◆ Task objective
Quote the records below in full, exactly as given, with the images taken out.

Data records
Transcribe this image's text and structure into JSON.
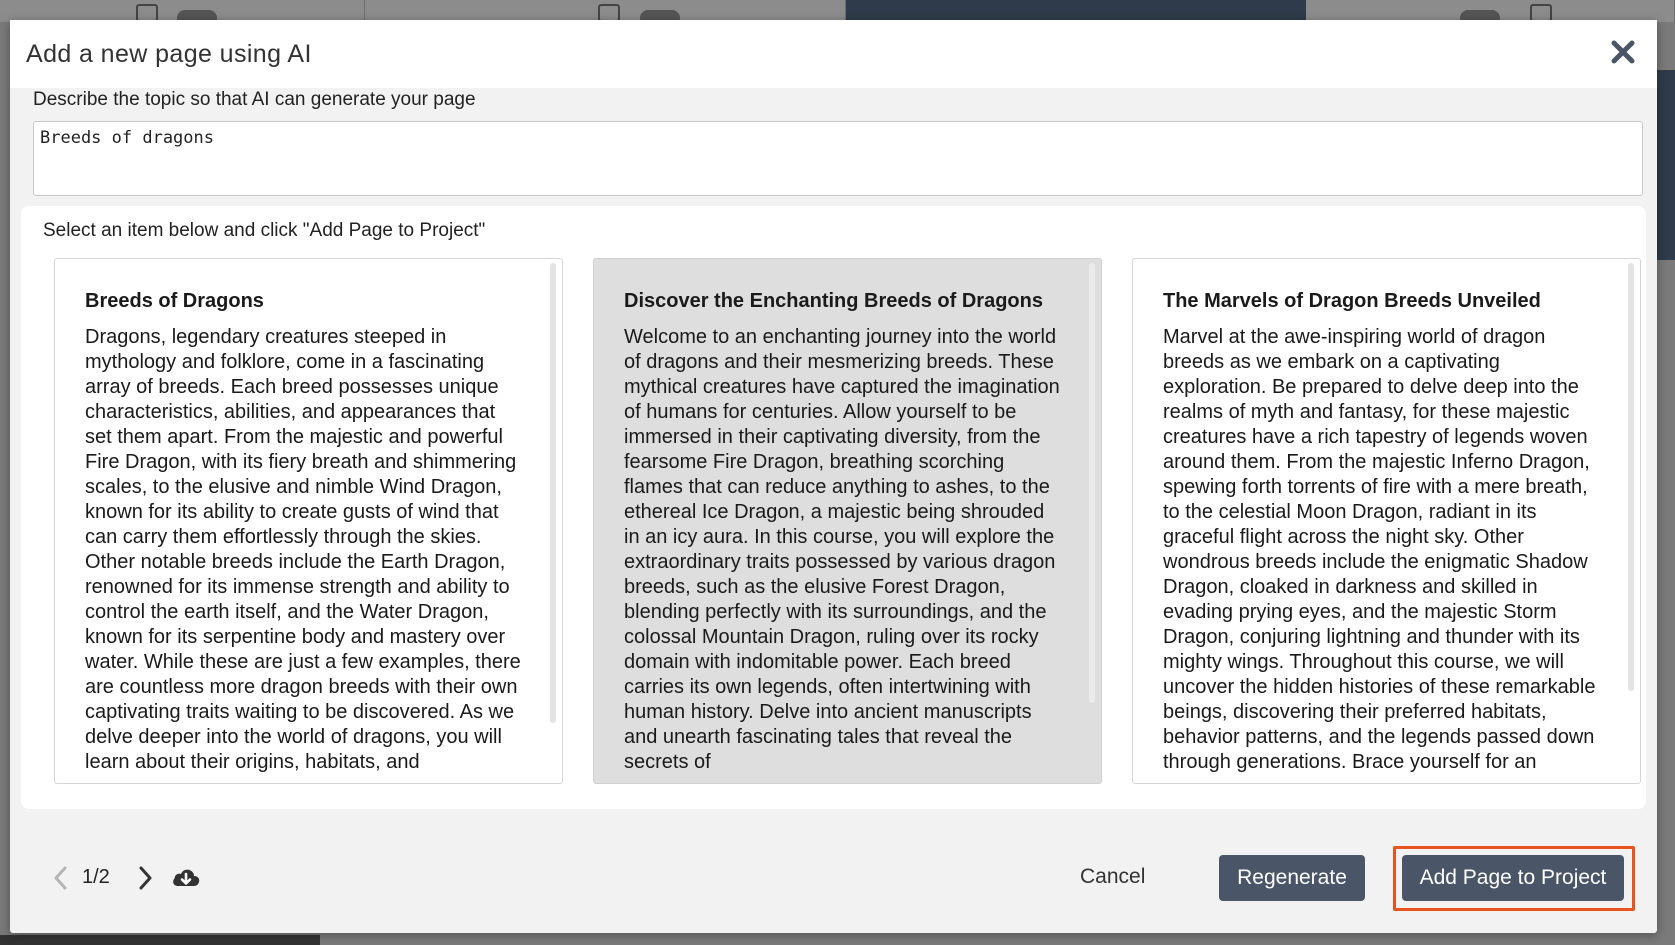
{
  "modal": {
    "title": "Add a new page using AI"
  },
  "prompt": {
    "label": "Describe the topic so that AI can generate your page",
    "value": "Breeds of dragons"
  },
  "results": {
    "instruction": "Select an item below and click \"Add Page to Project\"",
    "selected_index": 1,
    "cards": [
      {
        "title": "Breeds of Dragons",
        "body": "Dragons, legendary creatures steeped in mythology and folklore, come in a fascinating array of breeds. Each breed possesses unique characteristics, abilities, and appearances that set them apart. From the majestic and powerful Fire Dragon, with its fiery breath and shimmering scales, to the elusive and nimble Wind Dragon, known for its ability to create gusts of wind that can carry them effortlessly through the skies. Other notable breeds include the Earth Dragon, renowned for its immense strength and ability to control the earth itself, and the Water Dragon, known for its serpentine body and mastery over water. While these are just a few examples, there are countless more dragon breeds with their own captivating traits waiting to be discovered. As we delve deeper into the world of dragons, you will learn about their origins, habitats, and"
      },
      {
        "title": "Discover the Enchanting Breeds of Dragons",
        "body": "Welcome to an enchanting journey into the world of dragons and their mesmerizing breeds. These mythical creatures have captured the imagination of humans for centuries. Allow yourself to be immersed in their captivating diversity, from the fearsome Fire Dragon, breathing scorching flames that can reduce anything to ashes, to the ethereal Ice Dragon, a majestic being shrouded in an icy aura. In this course, you will explore the extraordinary traits possessed by various dragon breeds, such as the elusive Forest Dragon, blending perfectly with its surroundings, and the colossal Mountain Dragon, ruling over its rocky domain with indomitable power. Each breed carries its own legends, often intertwining with human history. Delve into ancient manuscripts and unearth fascinating tales that reveal the secrets of"
      },
      {
        "title": "The Marvels of Dragon Breeds Unveiled",
        "body": "Marvel at the awe-inspiring world of dragon breeds as we embark on a captivating exploration. Be prepared to delve deep into the realms of myth and fantasy, for these majestic creatures have a rich tapestry of legends woven around them. From the majestic Inferno Dragon, spewing forth torrents of fire with a mere breath, to the celestial Moon Dragon, radiant in its graceful flight across the night sky. Other wondrous breeds include the enigmatic Shadow Dragon, cloaked in darkness and skilled in evading prying eyes, and the majestic Storm Dragon, conjuring lightning and thunder with its mighty wings. Throughout this course, we will uncover the hidden histories of these remarkable beings, discovering their preferred habitats, behavior patterns, and the legends passed down through generations. Brace yourself for an"
      }
    ]
  },
  "footer": {
    "pager": "1/2",
    "cancel_label": "Cancel",
    "regenerate_label": "Regenerate",
    "add_label": "Add Page to Project"
  },
  "colors": {
    "primary_button": "#4a5668",
    "highlight_outline": "#e8531f",
    "selected_card": "#dedede"
  },
  "icons": {
    "close": "close-icon",
    "prev": "chevron-left-icon",
    "next": "chevron-right-icon",
    "download": "cloud-download-icon"
  }
}
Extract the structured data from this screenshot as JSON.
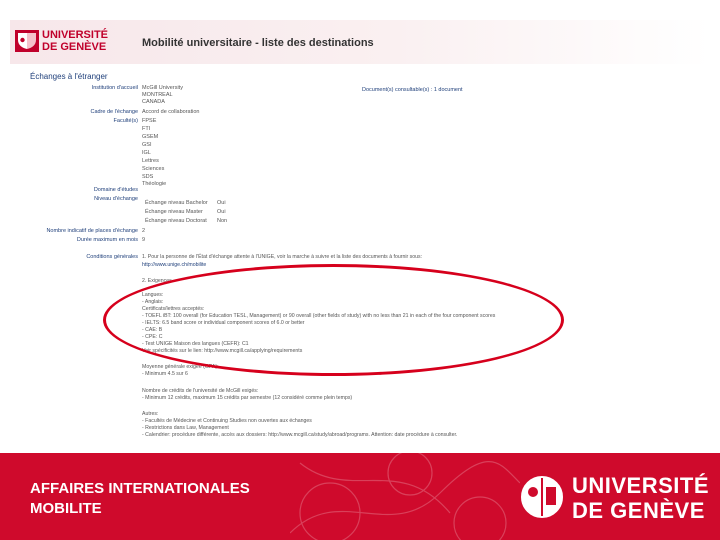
{
  "header": {
    "logo_line1": "UNIVERSITÉ",
    "logo_line2": "DE GENÈVE",
    "page_title": "Mobilité universitaire - liste des destinations"
  },
  "section_title": "Échanges à l'étranger",
  "documents_link": "Document(s) consultable(s) : 1 document",
  "fields": {
    "institution_label": "Institution d'accueil",
    "institution_lines": [
      "McGill University",
      "MONTREAL",
      "CANADA"
    ],
    "cadre_label": "Cadre de l'échange",
    "cadre_value": "Accord de collaboration",
    "faculties_label": "Faculté(s)",
    "faculties": [
      "FPSE",
      "FTI",
      "GSEM",
      "GSI",
      "IGL",
      "Lettres",
      "Sciences",
      "SDS",
      "Théologie"
    ],
    "domain_label": "Domaine d'études",
    "level_label": "Niveau d'échange",
    "levels": [
      {
        "label": "Échange niveau Bachelor",
        "value": "Oui"
      },
      {
        "label": "Échange niveau Master",
        "value": "Oui"
      },
      {
        "label": "Échange niveau Doctorat",
        "value": "Non"
      }
    ],
    "places_label": "Nombre indicatif de places d'échange",
    "places_value": "2",
    "duration_label": "Durée maximum en mois",
    "duration_value": "9",
    "conditions_label": "Conditions générales"
  },
  "conditions_lines": [
    "1. Pour la personne de l'État d'échange attente à l'UNIGE, voir la marche à suivre et la liste des documents à fournir sous:",
    "http://www.unige.ch/mobilite",
    "2. Exigences",
    "Langues:",
    "- Anglais:",
    "Certificats/lettres acceptés:",
    "- TOEFL iBT: 100 overall (for Education TESL, Management) or 90 overall (other fields of study) with no less than 21 in each of the four component scores",
    "- IELTS: 6.5 band score or individual component scores of 6.0 or better",
    "- CAE: B",
    "- CPE: C",
    "- Test UNIGE Maison des langues (CEFR): C1",
    "Voir spécificités sur le lien: http://www.mcgill.ca/applying/requirements",
    "Moyenne générale exigée (GPA):",
    "- Minimum 4.5 sur 6",
    "Nombre de crédits de l'université de McGill exigés:",
    "- Minimum 12 crédits, maximum 15 crédits par semestre (12 considéré comme plein temps)",
    "Autres:",
    "- Facultés de Médecine et Continuing Studies non ouvertes aux échanges",
    "- Restrictions dans Law, Management",
    "- Calendrier: procédure différente, accès aux dossiers: http://www.mcgill.ca/study/abroad/programs. Attention: date procédure à consulter."
  ],
  "footer": {
    "line1": "AFFAIRES INTERNATIONALES",
    "line2": "MOBILITE",
    "uni_line1": "UNIVERSITÉ",
    "uni_line2": "DE GENÈVE"
  },
  "colors": {
    "brand_red": "#cf0a2c",
    "annotation_red": "#d6001c",
    "label_blue": "#1f3f7a"
  }
}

◆ Result of the exercise
Transcribe this image's text and structure into JSON.
{
  "modal": {
    "title": "Add a new page using AI"
  },
  "prompt": {
    "label": "Describe the topic so that AI can generate your page",
    "value": "Breeds of dragons"
  },
  "results": {
    "instruction": "Select an item below and click \"Add Page to Project\"",
    "selected_index": 1,
    "cards": [
      {
        "title": "Breeds of Dragons",
        "body": "Dragons, legendary creatures steeped in mythology and folklore, come in a fascinating array of breeds. Each breed possesses unique characteristics, abilities, and appearances that set them apart. From the majestic and powerful Fire Dragon, with its fiery breath and shimmering scales, to the elusive and nimble Wind Dragon, known for its ability to create gusts of wind that can carry them effortlessly through the skies. Other notable breeds include the Earth Dragon, renowned for its immense strength and ability to control the earth itself, and the Water Dragon, known for its serpentine body and mastery over water. While these are just a few examples, there are countless more dragon breeds with their own captivating traits waiting to be discovered. As we delve deeper into the world of dragons, you will learn about their origins, habitats, and"
      },
      {
        "title": "Discover the Enchanting Breeds of Dragons",
        "body": "Welcome to an enchanting journey into the world of dragons and their mesmerizing breeds. These mythical creatures have captured the imagination of humans for centuries. Allow yourself to be immersed in their captivating diversity, from the fearsome Fire Dragon, breathing scorching flames that can reduce anything to ashes, to the ethereal Ice Dragon, a majestic being shrouded in an icy aura. In this course, you will explore the extraordinary traits possessed by various dragon breeds, such as the elusive Forest Dragon, blending perfectly with its surroundings, and the colossal Mountain Dragon, ruling over its rocky domain with indomitable power. Each breed carries its own legends, often intertwining with human history. Delve into ancient manuscripts and unearth fascinating tales that reveal the secrets of"
      },
      {
        "title": "The Marvels of Dragon Breeds Unveiled",
        "body": "Marvel at the awe-inspiring world of dragon breeds as we embark on a captivating exploration. Be prepared to delve deep into the realms of myth and fantasy, for these majestic creatures have a rich tapestry of legends woven around them. From the majestic Inferno Dragon, spewing forth torrents of fire with a mere breath, to the celestial Moon Dragon, radiant in its graceful flight across the night sky. Other wondrous breeds include the enigmatic Shadow Dragon, cloaked in darkness and skilled in evading prying eyes, and the majestic Storm Dragon, conjuring lightning and thunder with its mighty wings. Throughout this course, we will uncover the hidden histories of these remarkable beings, discovering their preferred habitats, behavior patterns, and the legends passed down through generations. Brace yourself for an"
      }
    ]
  },
  "footer": {
    "pager": "1/2",
    "cancel_label": "Cancel",
    "regenerate_label": "Regenerate",
    "add_label": "Add Page to Project"
  },
  "colors": {
    "primary_button": "#4a5668",
    "highlight_outline": "#e8531f",
    "selected_card": "#dedede"
  },
  "icons": {
    "close": "close-icon",
    "prev": "chevron-left-icon",
    "next": "chevron-right-icon",
    "download": "cloud-download-icon"
  }
}
Extract the structured data from this screenshot as JSON.
{
  "header": {
    "logo_line1": "UNIVERSITÉ",
    "logo_line2": "DE GENÈVE",
    "page_title": "Mobilité universitaire - liste des destinations"
  },
  "section_title": "Échanges à l'étranger",
  "documents_link": "Document(s) consultable(s) : 1 document",
  "fields": {
    "institution_label": "Institution d'accueil",
    "institution_lines": [
      "McGill University",
      "MONTREAL",
      "CANADA"
    ],
    "cadre_label": "Cadre de l'échange",
    "cadre_value": "Accord de collaboration",
    "faculties_label": "Faculté(s)",
    "faculties": [
      "FPSE",
      "FTI",
      "GSEM",
      "GSI",
      "IGL",
      "Lettres",
      "Sciences",
      "SDS",
      "Théologie"
    ],
    "domain_label": "Domaine d'études",
    "level_label": "Niveau d'échange",
    "levels": [
      {
        "label": "Échange niveau Bachelor",
        "value": "Oui"
      },
      {
        "label": "Échange niveau Master",
        "value": "Oui"
      },
      {
        "label": "Échange niveau Doctorat",
        "value": "Non"
      }
    ],
    "places_label": "Nombre indicatif de places d'échange",
    "places_value": "2",
    "duration_label": "Durée maximum en mois",
    "duration_value": "9",
    "conditions_label": "Conditions générales"
  },
  "conditions_lines": [
    "1. Pour la personne de l'État d'échange attente à l'UNIGE, voir la marche à suivre et la liste des documents à fournir sous:",
    "http://www.unige.ch/mobilite",
    "2. Exigences",
    "Langues:",
    "- Anglais:",
    "Certificats/lettres acceptés:",
    "- TOEFL iBT: 100 overall (for Education TESL, Management) or 90 overall (other fields of study) with no less than 21 in each of the four component scores",
    "- IELTS: 6.5 band score or individual component scores of 6.0 or better",
    "- CAE: B",
    "- CPE: C",
    "- Test UNIGE Maison des langues (CEFR): C1",
    "Voir spécificités sur le lien: http://www.mcgill.ca/applying/requirements",
    "Moyenne générale exigée (GPA):",
    "- Minimum 4.5 sur 6",
    "Nombre de crédits de l'université de McGill exigés:",
    "- Minimum 12 crédits, maximum 15 crédits par semestre (12 considéré comme plein temps)",
    "Autres:",
    "- Facultés de Médecine et Continuing Studies non ouvertes aux échanges",
    "- Restrictions dans Law, Management",
    "- Calendrier: procédure différente, accès aux dossiers: http://www.mcgill.ca/study/abroad/programs. Attention: date procédure à consulter."
  ],
  "footer": {
    "line1": "AFFAIRES INTERNATIONALES",
    "line2": "MOBILITE",
    "uni_line1": "UNIVERSITÉ",
    "uni_line2": "DE GENÈVE"
  },
  "colors": {
    "brand_red": "#cf0a2c",
    "annotation_red": "#d6001c",
    "label_blue": "#1f3f7a"
  }
}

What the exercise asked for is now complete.